BEGIN Data supplied

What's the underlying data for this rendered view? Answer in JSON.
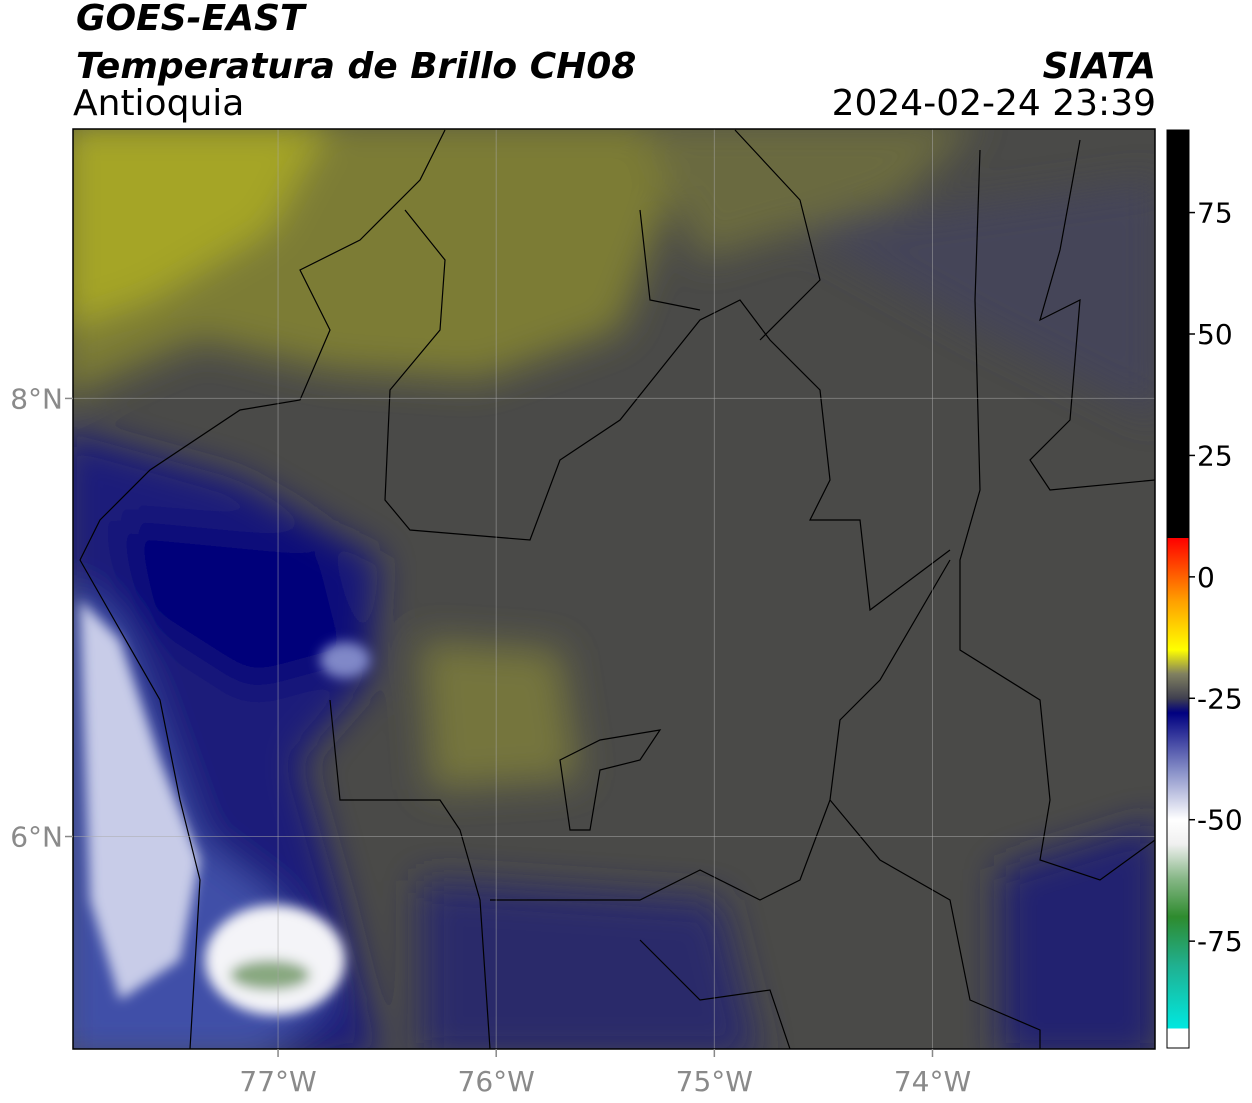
{
  "header": {
    "satellite": "GOES-EAST",
    "product": "Temperatura de Brillo CH08",
    "region": "Antioquia",
    "source": "SIATA",
    "datetime": "2024-02-24 23:39"
  },
  "map": {
    "xlim": [
      -77.94,
      -72.98
    ],
    "ylim": [
      5.03,
      9.23
    ],
    "xticks": [
      {
        "value": -77,
        "label": "77°W"
      },
      {
        "value": -76,
        "label": "76°W"
      },
      {
        "value": -75,
        "label": "75°W"
      },
      {
        "value": -74,
        "label": "74°W"
      }
    ],
    "yticks": [
      {
        "value": 6,
        "label": "6°N"
      },
      {
        "value": 8,
        "label": "8°N"
      }
    ],
    "grid": true
  },
  "colorbar": {
    "lim": [
      -97,
      92
    ],
    "ticks": [
      -75,
      -50,
      -25,
      0,
      25,
      50,
      75
    ],
    "stops": [
      [
        -97,
        "#ffffff"
      ],
      [
        -93,
        "#ffffff"
      ],
      [
        -93,
        "#00e8e0"
      ],
      [
        -80,
        "#20b090"
      ],
      [
        -70,
        "#2e8b2e"
      ],
      [
        -62,
        "#88b888"
      ],
      [
        -55,
        "#f0f0f0"
      ],
      [
        -50,
        "#ffffff"
      ],
      [
        -40,
        "#8890c8"
      ],
      [
        -28,
        "#000080"
      ],
      [
        -25,
        "#404050"
      ],
      [
        -20,
        "#808060"
      ],
      [
        -15,
        "#ffff00"
      ],
      [
        -5,
        "#ffa000"
      ],
      [
        8,
        "#ff0000"
      ],
      [
        8,
        "#000000"
      ],
      [
        92,
        "#000000"
      ]
    ]
  }
}
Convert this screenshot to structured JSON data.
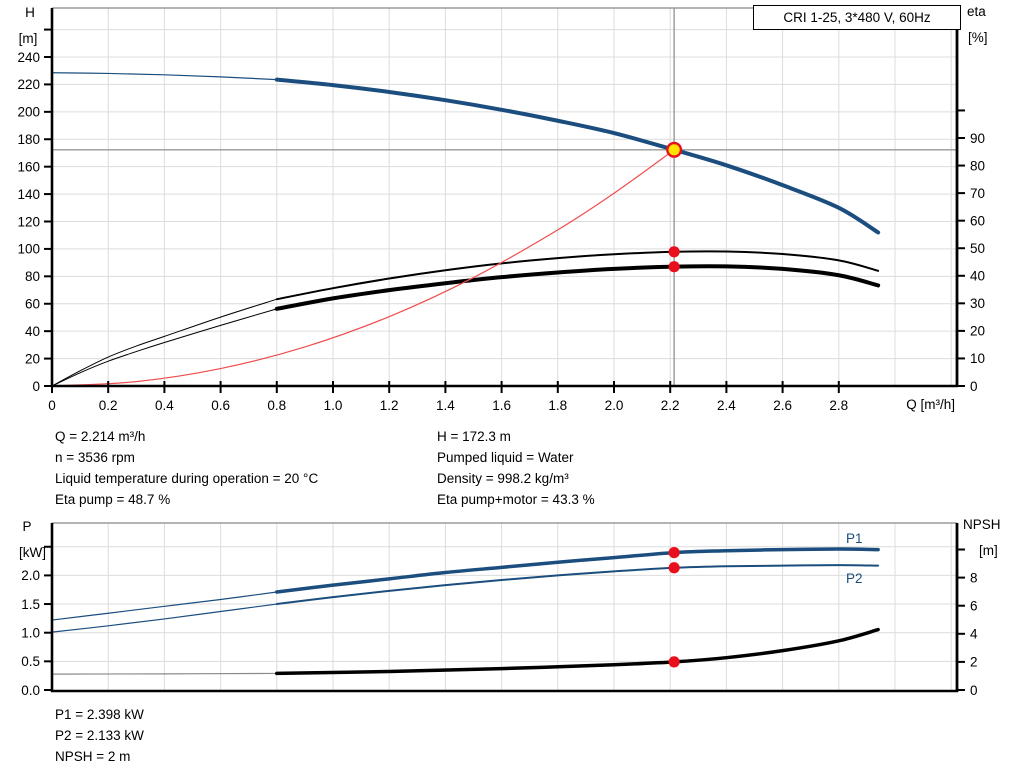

END Data supplied

## Work to complete
Find each line holding the string "JSON" and copy it out.

## Correct response
What's the underlying data for this rendered view? Answer in JSON.
Convert this screenshot to structured JSON data.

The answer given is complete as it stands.